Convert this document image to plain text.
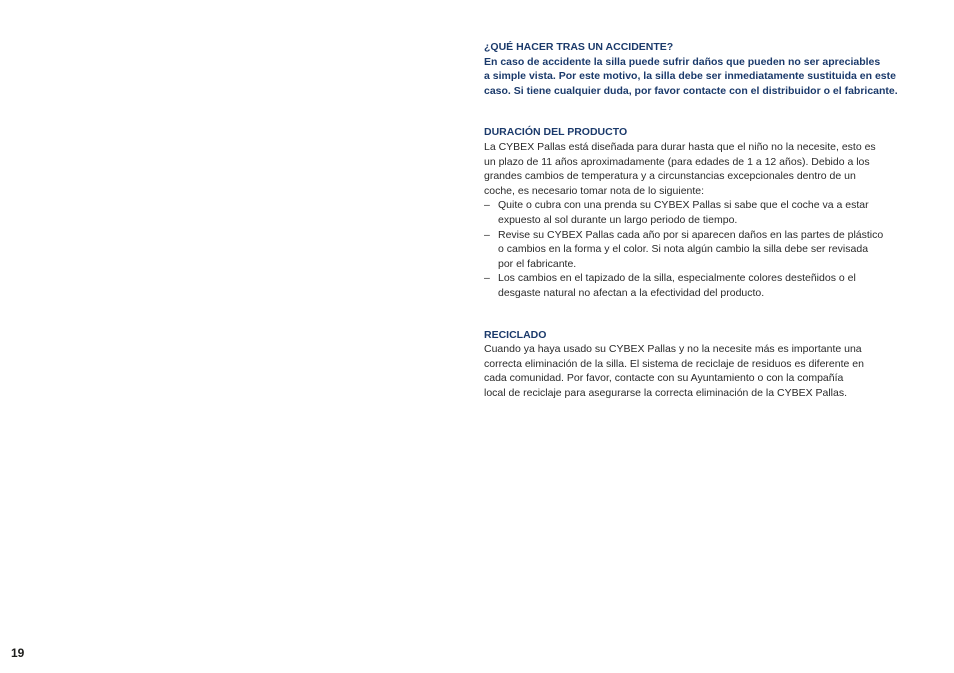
¿QUÉ HACER TRAS UN ACCIDENTE?

En caso de accidente la silla puede sufrir daños que pueden no ser apreciables

a simple vista. Por este motivo, la silla debe ser inmediatamente sustituida en este

caso. Si tiene cualquier duda, por favor contacte con el distribuidor o el fabricante.

DURACIÓN DEL PRODUCTO

La CYBEX Pallas está diseñada para durar hasta que el niño no la necesite, esto es

un plazo de 11 años aproximadamente (para edades de 1 a 12 años). Debido a los

grandes cambios de temperatura y a circunstancias excepcionales dentro de un

coche, es necesario tomar nota de lo siguiente:

– Quite o cubra con una prenda su CYBEX Pallas si sabe que el coche va a estar

expuesto al sol durante un largo periodo de tiempo.

– Revise su CYBEX Pallas cada año por si aparecen daños en las partes de plástico

o cambios en la forma y el color. Si nota algún cambio la silla debe ser revisada

por el fabricante.

– Los cambios en el tapizado de la silla, especialmente colores desteñidos o el

desgaste natural no afectan a la efectividad del producto.

RECICLADO

Cuando ya haya usado su CYBEX Pallas y no la necesite más es importante una

correcta eliminación de la silla. El sistema de reciclaje de residuos es diferente en

cada comunidad. Por favor, contacte con su Ayuntamiento o con la compañía

local de reciclaje para asegurarse la correcta eliminación de la CYBEX Pallas.

19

★ ★ ★

DO THIS:
Copy all lines of the listing above that contain the string "silla".

RESULT:
En caso de accidente la silla puede sufrir daños que pueden no ser apreciables
a simple vista. Por este motivo, la silla debe ser inmediatamente sustituida en este
o cambios en la forma y el color. Si nota algún cambio la silla debe ser revisada
– Los cambios en el tapizado de la silla, especialmente colores desteñidos o el
correcta eliminación de la silla. El sistema de reciclaje de residuos es diferente en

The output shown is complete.